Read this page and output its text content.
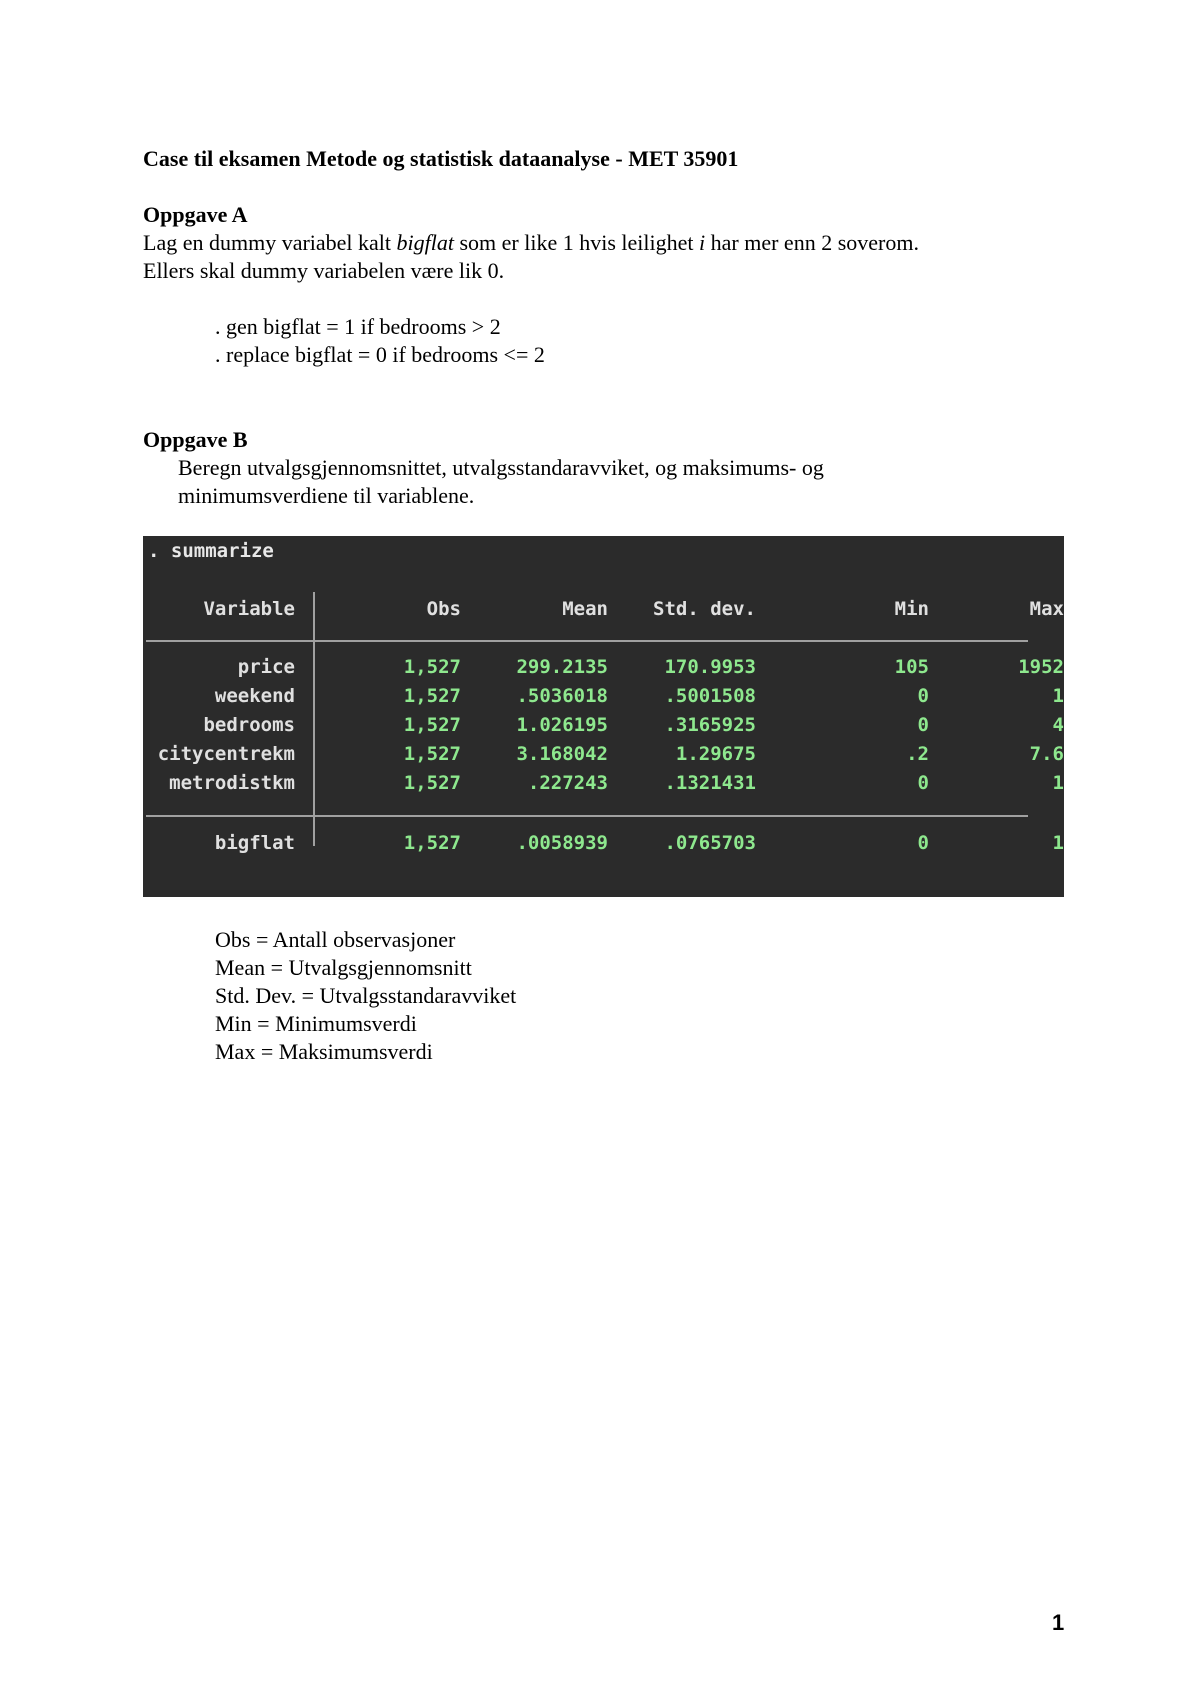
Case til eksamen Metode og statistisk dataanalyse - MET 35901
Oppgave A
Lag en dummy variabel kalt bigflat som er like 1 hvis leilighet i har mer enn 2 soverom.
Ellers skal dummy variabelen være lik 0.
. gen bigflat = 1 if bedrooms > 2
. replace bigflat = 0 if bedrooms <= 2
Oppgave B
Beregn utvalgsgjennomsnittet, utvalgsstandaravviket, og maksimums- og
minimumsverdiene til variablene.
. summarize
Variable	Obs	Mean	Std. dev.	Min	Max
price	1,527	299.2135	170.9953	105	1952
weekend	1,527	.5036018	.5001508	0	1
bedrooms	1,527	1.026195	.3165925	0	4
citycentrekm	1,527	3.168042	1.29675	.2	7.6
metrodistkm	1,527	.227243	.1321431	0	1
bigflat	1,527	.0058939	.0765703	0	1
Obs = Antall observasjoner
Mean = Utvalgsgjennomsnitt
Std. Dev. = Utvalgsstandaravviket
Min = Minimumsverdi
Max = Maksimumsverdi
1
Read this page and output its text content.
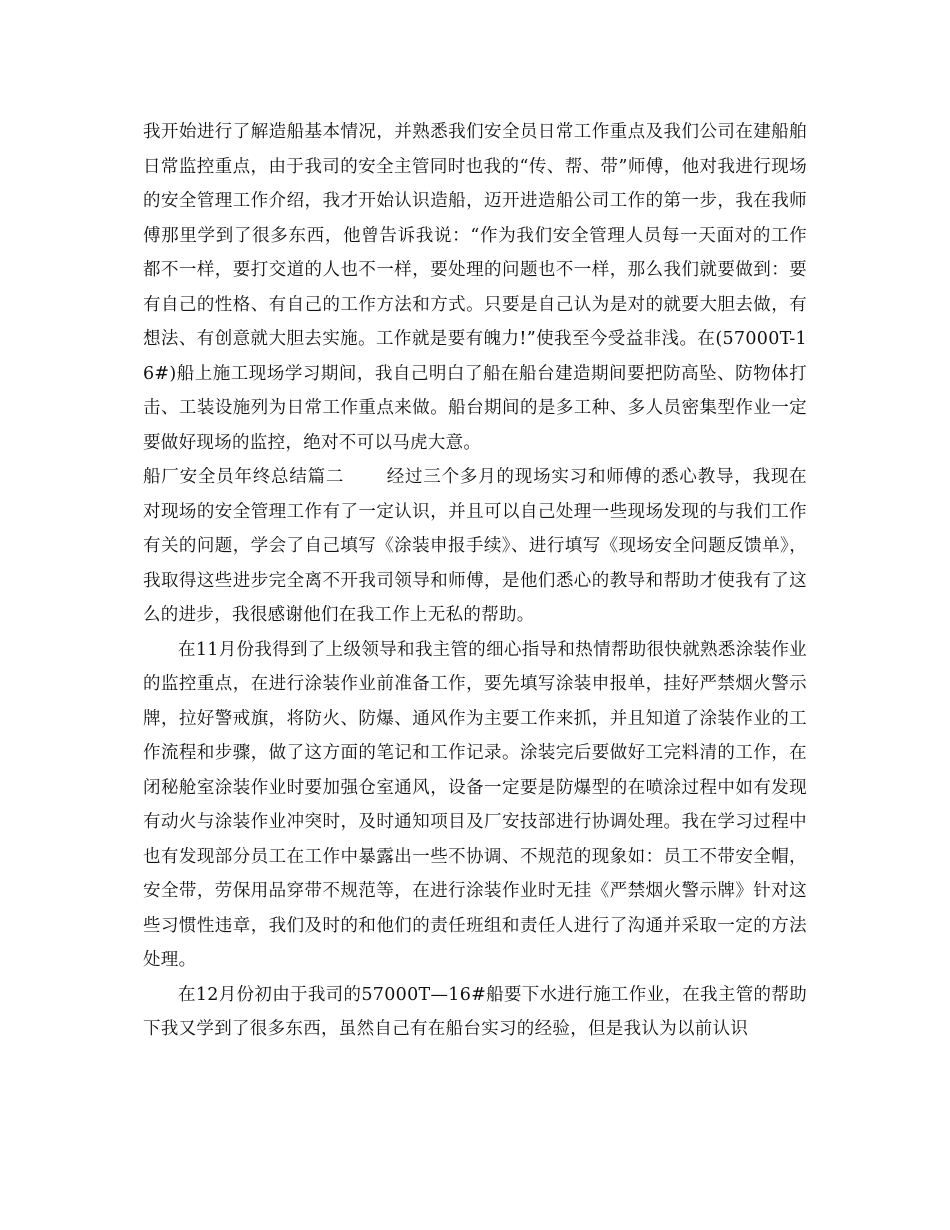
我开始进行了解造船基本情况，并熟悉我们安全员日常工作重点及我们公司在建船舶日常监控重点，由于我司的安全主管同时也我的“传、帮、带”师傅，他对我进行现场的安全管理工作介绍，我才开始认识造船，迈开进造船公司工作的第一步，我在我师傅那里学到了很多东西，他曾告诉我说：“作为我们安全管理人员每一天面对的工作都不一样，要打交道的人也不一样，要处理的问题也不一样，那么我们就要做到：要有自己的性格、有自己的工作方法和方式。只要是自己认为是对的就要大胆去做，有想法、有创意就大胆去实施。工作就是要有魄力!”使我至今受益非浅。在(57000T-16#)船上施工现场学习期间，我自己明白了船在船台建造期间要把防高坠、防物体打击、工装设施列为日常工作重点来做。船台期间的是多工种、多人员密集型作业一定要做好现场的监控，绝对不可以马虎大意。

船厂安全员年终总结篇二 经过三个多月的现场实习和师傅的悉心教导，我现在对现场的安全管理工作有了一定认识，并且可以自己处理一些现场发现的与我们工作有关的问题，学会了自己填写《涂装申报手续》、进行填写《现场安全问题反馈单》，我取得这些进步完全离不开我司领导和师傅，是他们悉心的教导和帮助才使我有了这么的进步，我很感谢他们在我工作上无私的帮助。

在11月份我得到了上级领导和我主管的细心指导和热情帮助很快就熟悉涂装作业的监控重点，在进行涂装作业前准备工作，要先填写涂装申报单，挂好严禁烟火警示牌，拉好警戒旗，将防火、防爆、通风作为主要工作来抓，并且知道了涂装作业的工作流程和步骤，做了这方面的笔记和工作记录。涂装完后要做好工完料清的工作，在闭秘舱室涂装作业时要加强仓室通风，设备一定要是防爆型的在喷涂过程中如有发现有动火与涂装作业冲突时，及时通知项目及厂安技部进行协调处理。我在学习过程中也有发现部分员工在工作中暴露出一些不协调、不规范的现象如：员工不带安全帽，安全带，劳保用品穿带不规范等，在进行涂装作业时无挂《严禁烟火警示牌》针对这些习惯性违章，我们及时的和他们的责任班组和责任人进行了沟通并采取一定的方法处理。

在12月份初由于我司的57000T—16#船要下水进行施工作业，在我主管的帮助下我又学到了很多东西，虽然自己有在船台实习的经验，但是我认为以前认识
=-=-=-=-=
[PROBLEM TO WORK ON] Determine how many lines of the data contain the word "bigflat", and reply with that number only.

[TASK ANSWER] 4